* [Given request] Restate the full listing word for word and leave the pictures out.

* [Data entries]
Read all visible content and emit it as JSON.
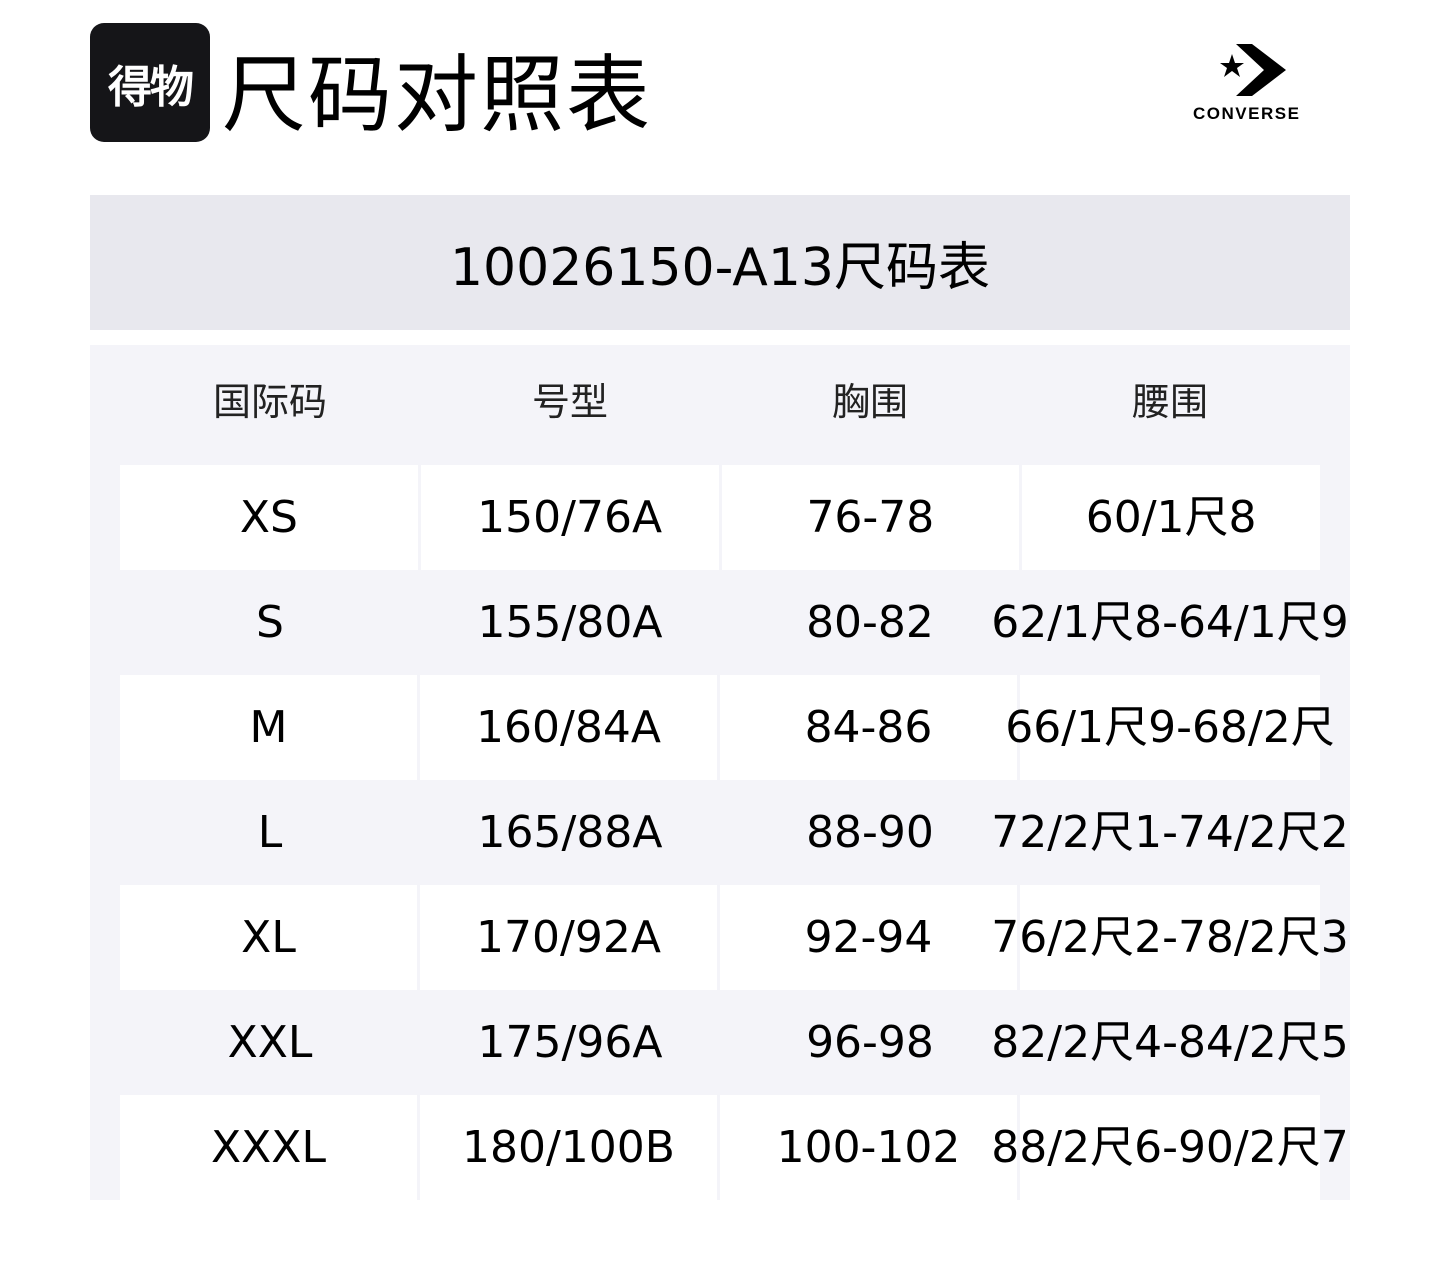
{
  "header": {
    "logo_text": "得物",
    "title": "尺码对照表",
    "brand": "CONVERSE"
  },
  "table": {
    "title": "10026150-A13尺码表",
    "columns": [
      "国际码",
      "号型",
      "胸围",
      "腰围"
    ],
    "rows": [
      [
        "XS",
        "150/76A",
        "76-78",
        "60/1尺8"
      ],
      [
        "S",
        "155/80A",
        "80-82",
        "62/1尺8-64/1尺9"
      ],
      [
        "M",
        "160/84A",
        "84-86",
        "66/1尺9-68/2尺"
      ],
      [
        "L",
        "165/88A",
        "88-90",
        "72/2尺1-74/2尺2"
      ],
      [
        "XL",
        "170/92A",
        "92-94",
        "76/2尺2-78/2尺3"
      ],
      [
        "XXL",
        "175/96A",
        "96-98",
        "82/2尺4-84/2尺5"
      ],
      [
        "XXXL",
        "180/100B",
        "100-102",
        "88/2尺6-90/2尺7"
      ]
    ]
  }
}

* [Written answer]
Read all visible content and emit it as JSON.
{
  "header": {
    "logo_text": "得物",
    "title": "尺码对照表",
    "brand": "CONVERSE"
  },
  "table": {
    "title": "10026150-A13尺码表",
    "columns": [
      "国际码",
      "号型",
      "胸围",
      "腰围"
    ],
    "rows": [
      [
        "XS",
        "150/76A",
        "76-78",
        "60/1尺8"
      ],
      [
        "S",
        "155/80A",
        "80-82",
        "62/1尺8-64/1尺9"
      ],
      [
        "M",
        "160/84A",
        "84-86",
        "66/1尺9-68/2尺"
      ],
      [
        "L",
        "165/88A",
        "88-90",
        "72/2尺1-74/2尺2"
      ],
      [
        "XL",
        "170/92A",
        "92-94",
        "76/2尺2-78/2尺3"
      ],
      [
        "XXL",
        "175/96A",
        "96-98",
        "82/2尺4-84/2尺5"
      ],
      [
        "XXXL",
        "180/100B",
        "100-102",
        "88/2尺6-90/2尺7"
      ]
    ]
  }
}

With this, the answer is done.